- [SELECTED TEXT]:
Nature’s Cathedral

natural cathedral, Order of Bards, Ovates & Druids.

by Mark Townsend 

As I sit here, punching away at the computer keyboard, I can see my book shelves in front of me and something about them stands out! When we moved house a year ago, we had to squeeze a large detached vicarage-full of belongings into a small semi-detached ex-council house. On top of that were all my wife’s items that had been in storage. It was an almost impossible task but we did it. One of the hardest things for me was pruning away about 85% of my library. My God it hurt. I love books and I’d gathered an impressive collection that filled my enormous vicarage study. They represented a 30 year spiritual journey. I still had my collection of Unexplained Magazines, all bound into neatly encased volumes. Somehow they’d escaped the flames of my over-zealous book burning sessions. As far as the Christian category went I had everything from popular evangelical novels about the ‘end times’ to the dense and heavy academic tomes of liberal theology and biblical critical scholarship. There were also many dozens of liturgical books representing the Catholic and Orthodox traditions as well as a huge amount of various Christo-spiritualities: charismatic, monastic, Celtic etc. On top of those were more than a few by Christian spiritual teachers who’d somehow managed to combine their own deep Christian vision and experience with other paths: Hindu, Buddhist, African, Native American and Celtic etc. And there were the books and pamphlets from outside the Christian world altogether. Most of these I’d managed to collect since the ‘opening-up-period’ of my Aston Training days. They represented various forms of Paganism, Greek mythology, Buddhism, Hinduism, Gnosticism, Psychology, Quantum Science and what’s loosely referred to as New Age.

As I now ponder the few shelves that are left, it becomes quite obvious that the vast majority of the 85% that I let go of were ‘Christian’ and that most of the remainder are not. Something else strikes me. My interest in non-Christian spirituality goes back much further than I thought. I can see a copy of Principles of Paganism by Vivianne Crowley that I bought about a decade ago, and behind me are books on Eastern Spirituality and New Age that I bought well over fifteen years ago!
forest clearing, Order of Bards, Ovates & Druids.As far as Christian books go, I still own a few dozen but they generally tend to be of the ‘spirituality’ genre and have a highly inclusive or eclectic approach. For example my favourite Christian teacher, Fr. Richard Rohr, who passionately reminds us of the hidden treasures within Christianity, also draws on the rich wells of both Eastern Mysticism and Native American wisdom. I have books by other Christian guides who are heavily influenced by world spirituality: Brother John Martin Sahajananda (Christian-Hindu), John O’Donohue (Christian-Celtic), Anthony De Mello (Christian-Buddhist- Hindu), Sr. Elaine McGuiness (Christian-Zen), Bede Griffiths (Christian-Hindu), Christopher Bryant (Christian-Jungian) and many others.

- [DATA]:
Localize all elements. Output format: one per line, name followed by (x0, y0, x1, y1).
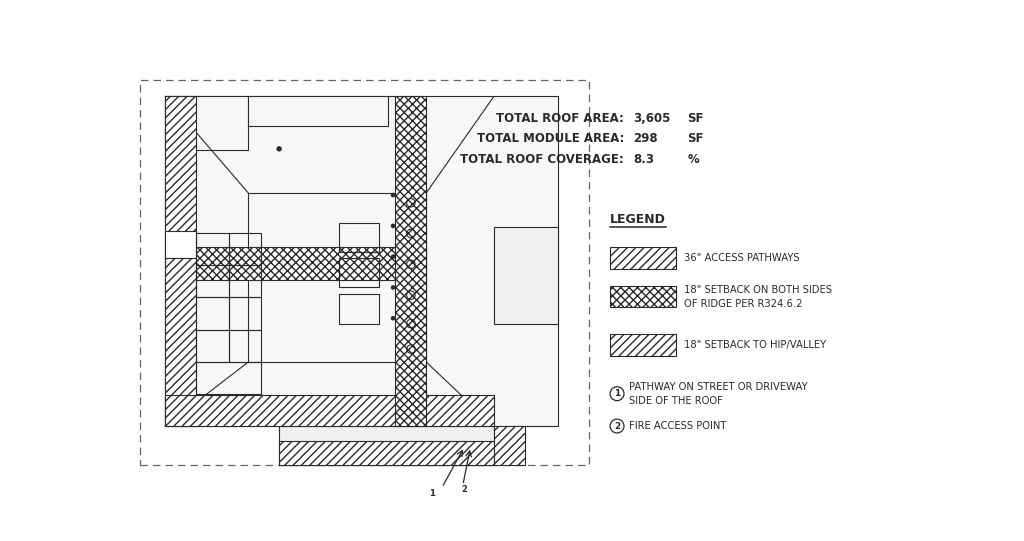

- [SET EXERCISE 1]:
According to the essay about the author's bookshelves, roughly what share of the library was pruned during the house move?
- [SET EXERCISE 2]:
Proceed with the essay about the author's bookshelves, picking up after its final sentence.
The material has no connection to the essay about the author's bookshelves.

- [RIGHT ANSWER 1]:
About 85% of it.

- [RIGHT ANSWER 2]:
In truth noticing the eclectic and universalistic nature of my dishevelled bookshelves does not surprise me for, though I have always loved the person of Jesus, I have found Christianity to be less and less spiritually appealing and harder to make sense of intellectually.

Over the last few years I’ve grown to love many teachers of the eastern spiritual world, but something stops me going the whole way and becoming a Buddhist. The same is true for the more New Age western world. Books by the astonishing Vietnamese Zen Master and Peace Activist Thich Nhat Hanh remain breath-taking and beautiful treasures among my collection, as do the writings of Eckhart Tolle and Neale Donald Walsh. In many ways these books (which represent both East and West) say what I have always tried to express. But there is a word I often come across that always seems to be the place I get stuck – illusion. Of course as an illusionist I use the word to mean unreal – like a mirage. And in essence, when spiritual writers use the term they too mean ‘what is unreal’. Much about our lives is deeply unreal. Much about our assumptions, dreams – even parts of our own characters – is unreal and illusory. However where I get stuck is that sometimes the whole world, the physical universe itself, is viewed as an illusion / unreal. I realise I have failed to adequately understand the term illusion when used this way, and I also know there are many different schools of thought within the spiritual worlds just mentioned, but it does sometimes sound as if, while Christianity teaches us to be ‘in the world but not of the world’, the Eastern and some parts of the New Age worlds often teach us ‘to ascend [the illusion of] the world’.
mushrooms logs, Order of Bards, Ovates & Druids.Whenever I try to view the world as an illusion I find myself getting depressed. I prefer to see the world, the physical world around us, as a beautiful (and at times ugly) gift. I see it as the garment worn by deity. I see it as of immense value and importance in itself. I do not want to ascend it or rise above it. I want to be fully plugged into it.

While appreciating that countless millions have found true happiness and bliss by changing their perspective of the world and seeing it as unreal, I simply cannot do this. Perhaps it’s my weakness. Perhaps some day I will follow this path. Perhaps I’m not ready for it yet. I’m certainly not saying it’s wrong. Likewise I am not saying that the ‘in the world but not of the world’ view of Christianity is wrong. It’s simply that I have found the nature-based view of a ‘living’ world, as being much more helpful. It makes far more sense to me right here right now.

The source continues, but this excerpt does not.